Records for the exercise -
----
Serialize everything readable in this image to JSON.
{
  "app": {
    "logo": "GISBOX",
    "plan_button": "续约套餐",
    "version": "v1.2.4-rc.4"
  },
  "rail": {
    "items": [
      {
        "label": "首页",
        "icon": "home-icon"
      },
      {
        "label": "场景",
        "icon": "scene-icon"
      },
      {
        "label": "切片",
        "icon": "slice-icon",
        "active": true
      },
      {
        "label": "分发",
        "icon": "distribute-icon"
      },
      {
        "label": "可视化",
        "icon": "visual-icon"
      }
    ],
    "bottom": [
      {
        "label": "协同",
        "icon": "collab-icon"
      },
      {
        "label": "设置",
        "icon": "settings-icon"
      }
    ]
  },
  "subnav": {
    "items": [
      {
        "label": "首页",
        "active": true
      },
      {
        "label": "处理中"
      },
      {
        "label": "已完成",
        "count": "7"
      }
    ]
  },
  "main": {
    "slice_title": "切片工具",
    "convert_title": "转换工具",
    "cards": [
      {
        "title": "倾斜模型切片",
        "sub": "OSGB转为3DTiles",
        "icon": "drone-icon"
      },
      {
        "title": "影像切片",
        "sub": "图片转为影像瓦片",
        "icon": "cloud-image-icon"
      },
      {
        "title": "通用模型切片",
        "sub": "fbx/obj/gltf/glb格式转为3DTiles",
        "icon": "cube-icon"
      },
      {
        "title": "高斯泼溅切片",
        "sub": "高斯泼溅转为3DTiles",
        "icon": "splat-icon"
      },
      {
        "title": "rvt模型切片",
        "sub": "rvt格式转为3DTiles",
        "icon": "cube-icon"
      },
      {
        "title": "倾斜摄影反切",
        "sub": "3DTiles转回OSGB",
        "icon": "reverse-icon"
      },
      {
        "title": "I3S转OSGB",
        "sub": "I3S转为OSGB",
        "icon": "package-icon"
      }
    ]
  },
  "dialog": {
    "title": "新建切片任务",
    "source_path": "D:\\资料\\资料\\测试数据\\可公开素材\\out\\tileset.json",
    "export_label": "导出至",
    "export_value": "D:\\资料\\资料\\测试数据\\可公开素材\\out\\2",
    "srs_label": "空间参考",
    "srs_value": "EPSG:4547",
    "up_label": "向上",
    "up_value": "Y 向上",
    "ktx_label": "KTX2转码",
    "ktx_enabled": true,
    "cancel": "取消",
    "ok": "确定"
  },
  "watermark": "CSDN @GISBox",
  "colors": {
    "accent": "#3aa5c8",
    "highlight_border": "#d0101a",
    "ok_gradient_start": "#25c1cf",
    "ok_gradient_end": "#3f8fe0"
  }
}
----
Work instructions -
Retype every record above exactly as written.

Task output -
Serialize everything readable in this image to JSON.
{
  "app": {
    "logo": "GISBOX",
    "plan_button": "续约套餐",
    "version": "v1.2.4-rc.4"
  },
  "rail": {
    "items": [
      {
        "label": "首页",
        "icon": "home-icon"
      },
      {
        "label": "场景",
        "icon": "scene-icon"
      },
      {
        "label": "切片",
        "icon": "slice-icon",
        "active": true
      },
      {
        "label": "分发",
        "icon": "distribute-icon"
      },
      {
        "label": "可视化",
        "icon": "visual-icon"
      }
    ],
    "bottom": [
      {
        "label": "协同",
        "icon": "collab-icon"
      },
      {
        "label": "设置",
        "icon": "settings-icon"
      }
    ]
  },
  "subnav": {
    "items": [
      {
        "label": "首页",
        "active": true
      },
      {
        "label": "处理中"
      },
      {
        "label": "已完成",
        "count": "7"
      }
    ]
  },
  "main": {
    "slice_title": "切片工具",
    "convert_title": "转换工具",
    "cards": [
      {
        "title": "倾斜模型切片",
        "sub": "OSGB转为3DTiles",
        "icon": "drone-icon"
      },
      {
        "title": "影像切片",
        "sub": "图片转为影像瓦片",
        "icon": "cloud-image-icon"
      },
      {
        "title": "通用模型切片",
        "sub": "fbx/obj/gltf/glb格式转为3DTiles",
        "icon": "cube-icon"
      },
      {
        "title": "高斯泼溅切片",
        "sub": "高斯泼溅转为3DTiles",
        "icon": "splat-icon"
      },
      {
        "title": "rvt模型切片",
        "sub": "rvt格式转为3DTiles",
        "icon": "cube-icon"
      },
      {
        "title": "倾斜摄影反切",
        "sub": "3DTiles转回OSGB",
        "icon": "reverse-icon"
      },
      {
        "title": "I3S转OSGB",
        "sub": "I3S转为OSGB",
        "icon": "package-icon"
      }
    ]
  },
  "dialog": {
    "title": "新建切片任务",
    "source_path": "D:\\资料\\资料\\测试数据\\可公开素材\\out\\tileset.json",
    "export_label": "导出至",
    "export_value": "D:\\资料\\资料\\测试数据\\可公开素材\\out\\2",
    "srs_label": "空间参考",
    "srs_value": "EPSG:4547",
    "up_label": "向上",
    "up_value": "Y 向上",
    "ktx_label": "KTX2转码",
    "ktx_enabled": true,
    "cancel": "取消",
    "ok": "确定"
  },
  "watermark": "CSDN @GISBox",
  "colors": {
    "accent": "#3aa5c8",
    "highlight_border": "#d0101a",
    "ok_gradient_start": "#25c1cf",
    "ok_gradient_end": "#3f8fe0"
  }
}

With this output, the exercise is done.